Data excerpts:
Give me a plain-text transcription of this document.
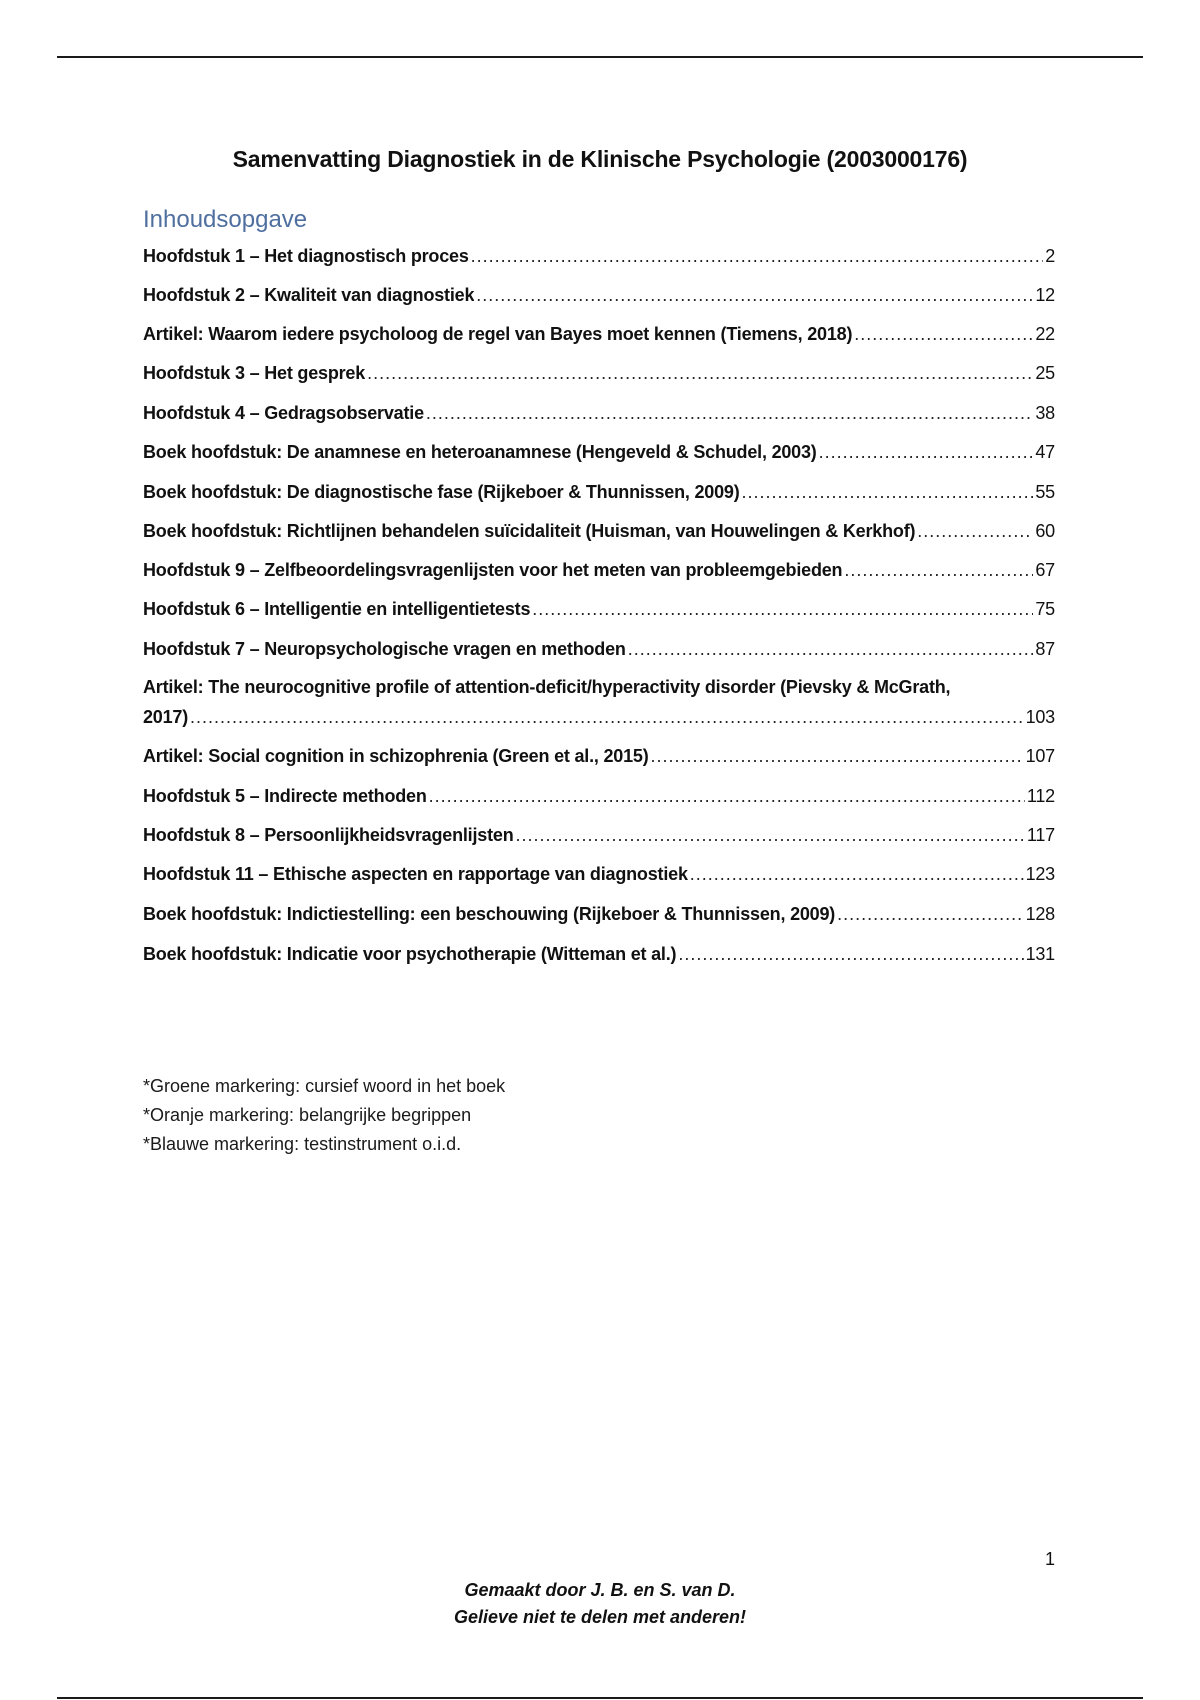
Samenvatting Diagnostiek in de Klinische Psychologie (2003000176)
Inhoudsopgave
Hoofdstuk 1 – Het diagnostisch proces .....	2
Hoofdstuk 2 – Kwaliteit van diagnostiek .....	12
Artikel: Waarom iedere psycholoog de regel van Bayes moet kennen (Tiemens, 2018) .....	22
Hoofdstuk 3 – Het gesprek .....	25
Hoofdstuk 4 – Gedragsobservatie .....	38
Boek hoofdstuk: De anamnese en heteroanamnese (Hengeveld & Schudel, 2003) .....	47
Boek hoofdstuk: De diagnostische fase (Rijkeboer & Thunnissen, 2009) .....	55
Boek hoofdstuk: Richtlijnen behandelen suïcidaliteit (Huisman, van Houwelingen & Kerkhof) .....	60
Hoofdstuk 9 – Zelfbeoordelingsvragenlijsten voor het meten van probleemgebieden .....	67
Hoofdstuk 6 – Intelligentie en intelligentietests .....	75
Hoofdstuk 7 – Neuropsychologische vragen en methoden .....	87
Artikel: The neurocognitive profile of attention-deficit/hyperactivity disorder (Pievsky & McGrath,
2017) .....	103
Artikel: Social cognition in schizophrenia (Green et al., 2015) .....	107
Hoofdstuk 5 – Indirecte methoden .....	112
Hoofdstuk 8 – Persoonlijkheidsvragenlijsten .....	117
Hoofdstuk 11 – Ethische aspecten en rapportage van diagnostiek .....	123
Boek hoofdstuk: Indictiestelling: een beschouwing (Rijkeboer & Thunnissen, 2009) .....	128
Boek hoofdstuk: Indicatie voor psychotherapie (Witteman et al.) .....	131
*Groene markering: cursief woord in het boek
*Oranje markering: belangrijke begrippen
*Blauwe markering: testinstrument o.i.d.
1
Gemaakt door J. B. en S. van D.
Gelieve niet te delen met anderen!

* * *

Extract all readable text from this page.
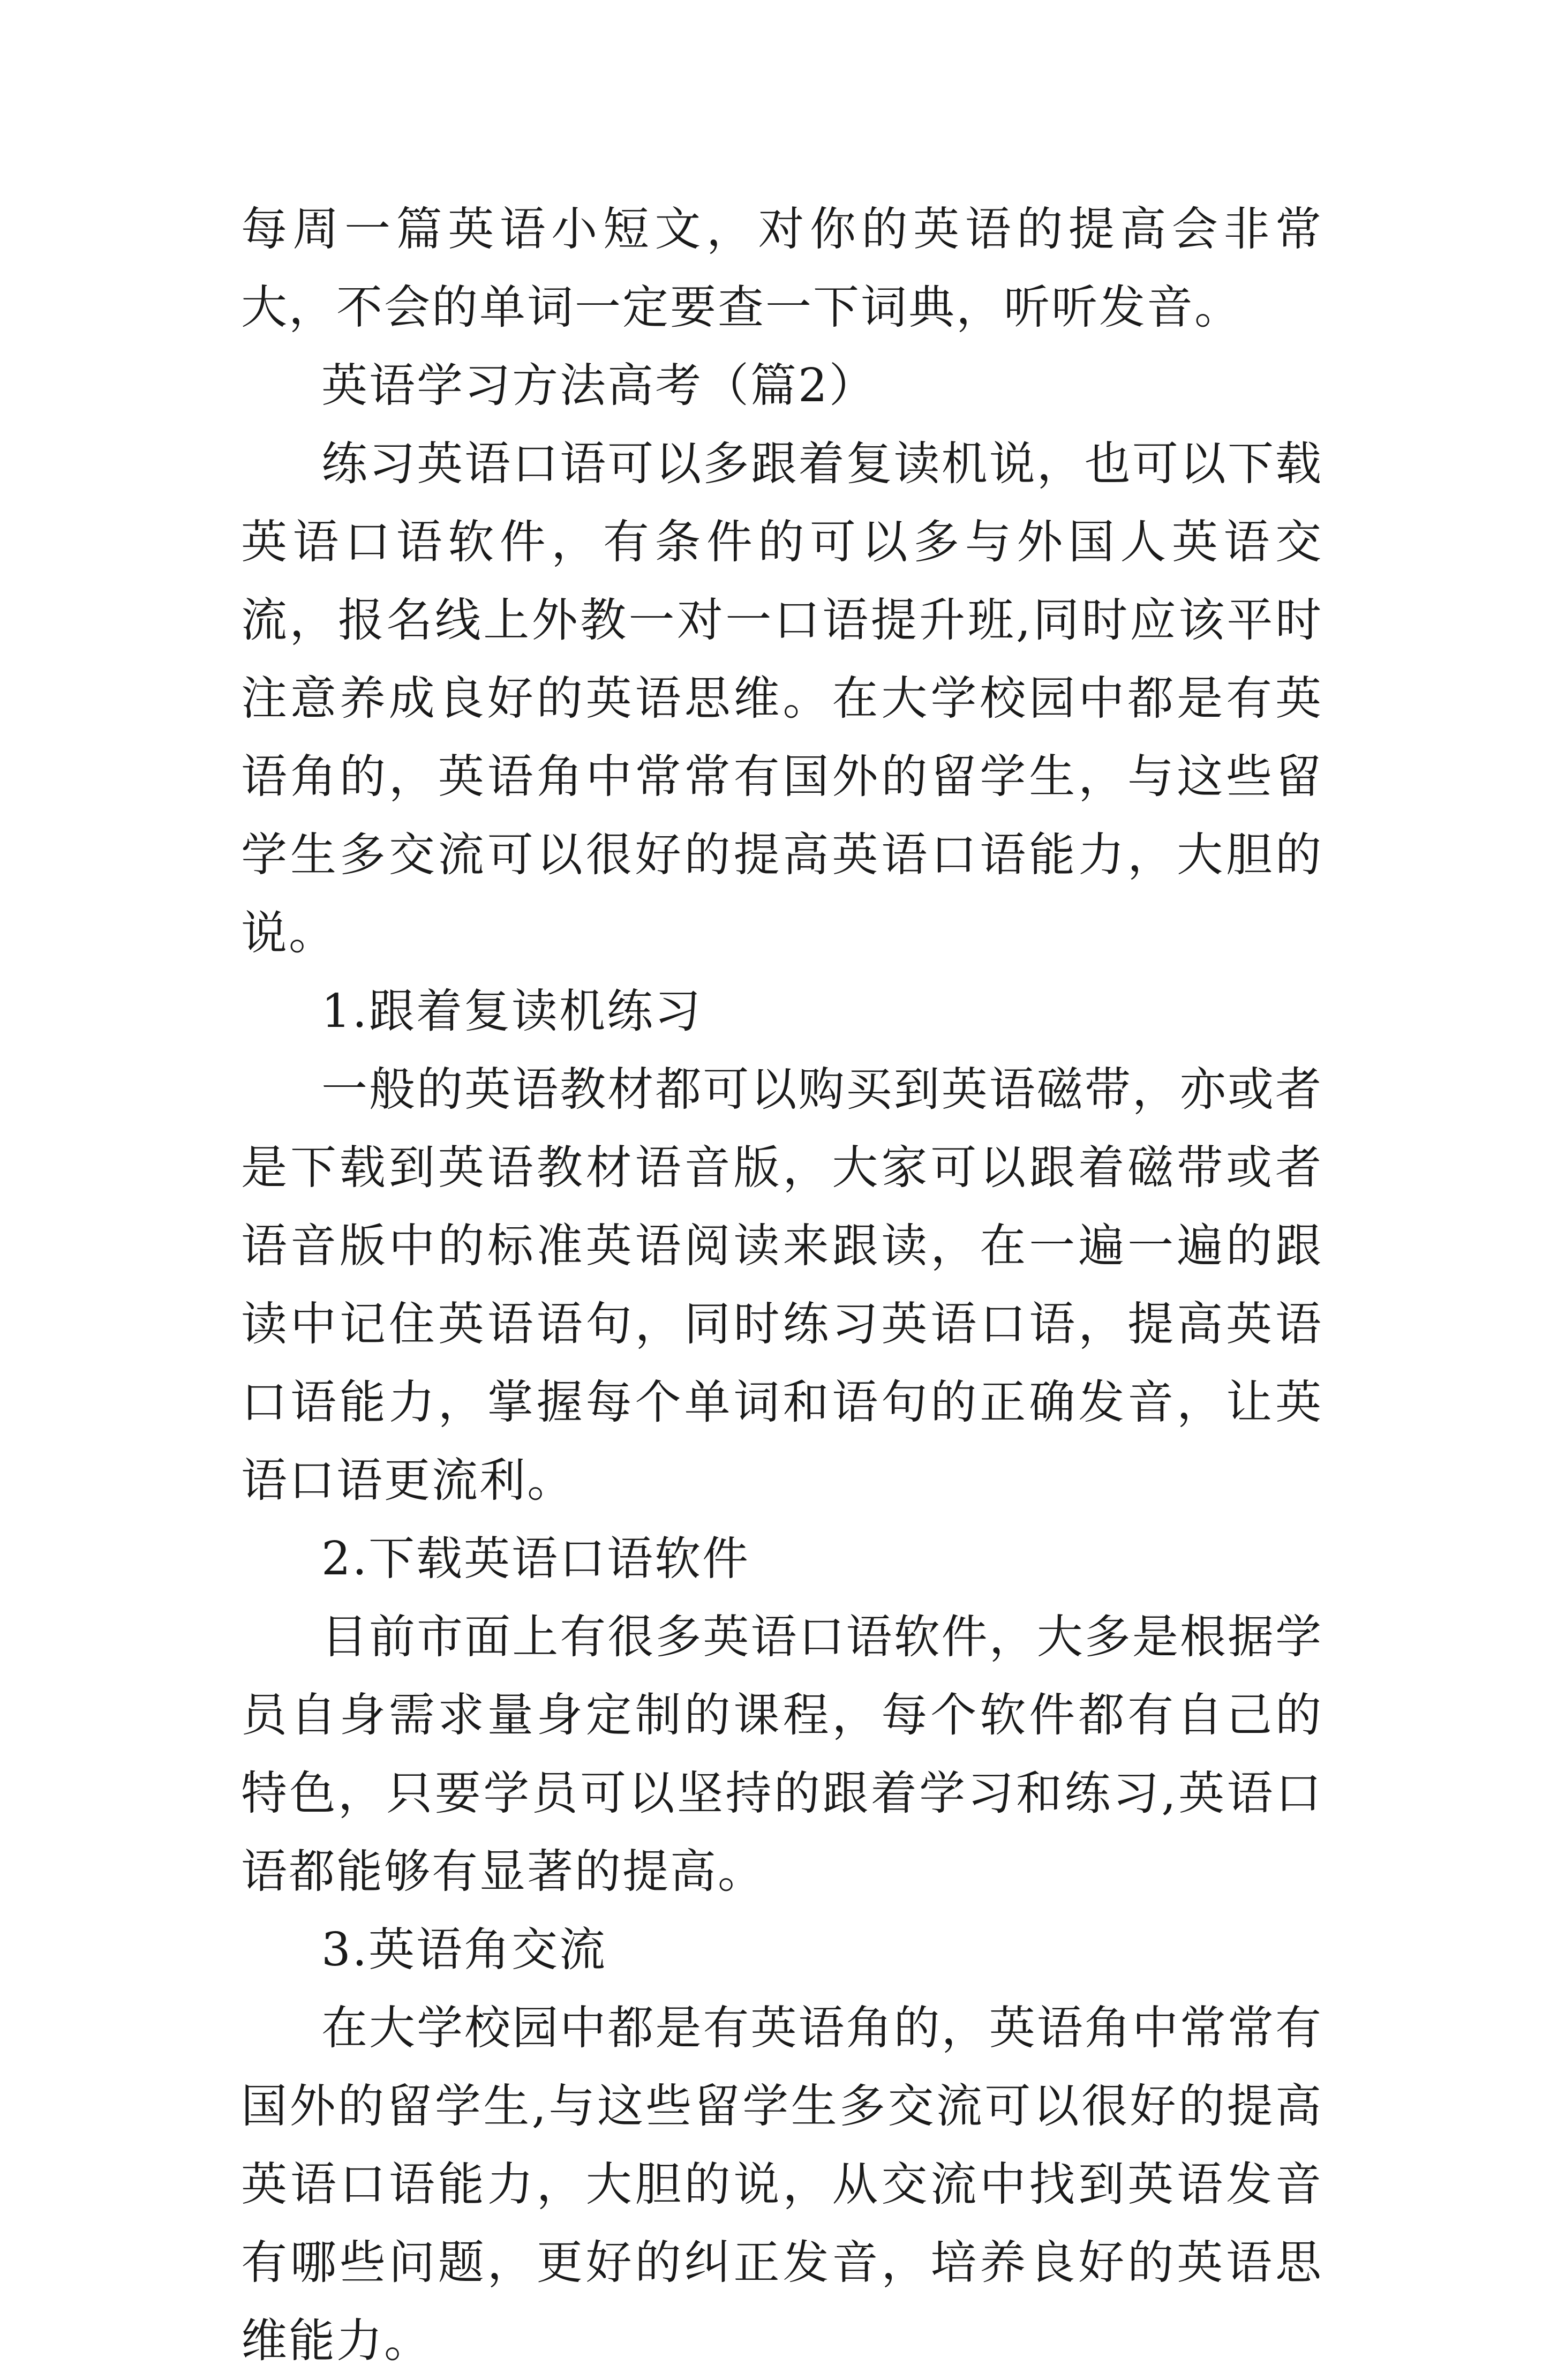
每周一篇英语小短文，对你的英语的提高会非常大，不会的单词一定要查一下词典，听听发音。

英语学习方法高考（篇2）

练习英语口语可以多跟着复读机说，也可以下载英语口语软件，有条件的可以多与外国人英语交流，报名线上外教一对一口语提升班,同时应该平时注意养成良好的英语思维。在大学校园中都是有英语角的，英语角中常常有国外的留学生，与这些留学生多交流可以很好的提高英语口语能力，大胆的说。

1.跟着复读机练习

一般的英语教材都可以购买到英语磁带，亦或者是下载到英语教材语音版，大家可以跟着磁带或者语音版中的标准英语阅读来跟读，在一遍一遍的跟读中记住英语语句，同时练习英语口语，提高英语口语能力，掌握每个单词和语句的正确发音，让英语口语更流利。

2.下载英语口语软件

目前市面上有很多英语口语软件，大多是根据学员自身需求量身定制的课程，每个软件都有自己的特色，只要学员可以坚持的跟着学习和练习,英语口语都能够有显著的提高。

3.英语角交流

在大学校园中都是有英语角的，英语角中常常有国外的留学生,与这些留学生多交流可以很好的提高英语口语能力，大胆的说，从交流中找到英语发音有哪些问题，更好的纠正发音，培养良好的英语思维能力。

▶ _PROBLEM TO SOLVE_:
Reply with the number of lines in the preceding entries that contain "Artikel", and no other words.

▶ _THE RESULT_:
3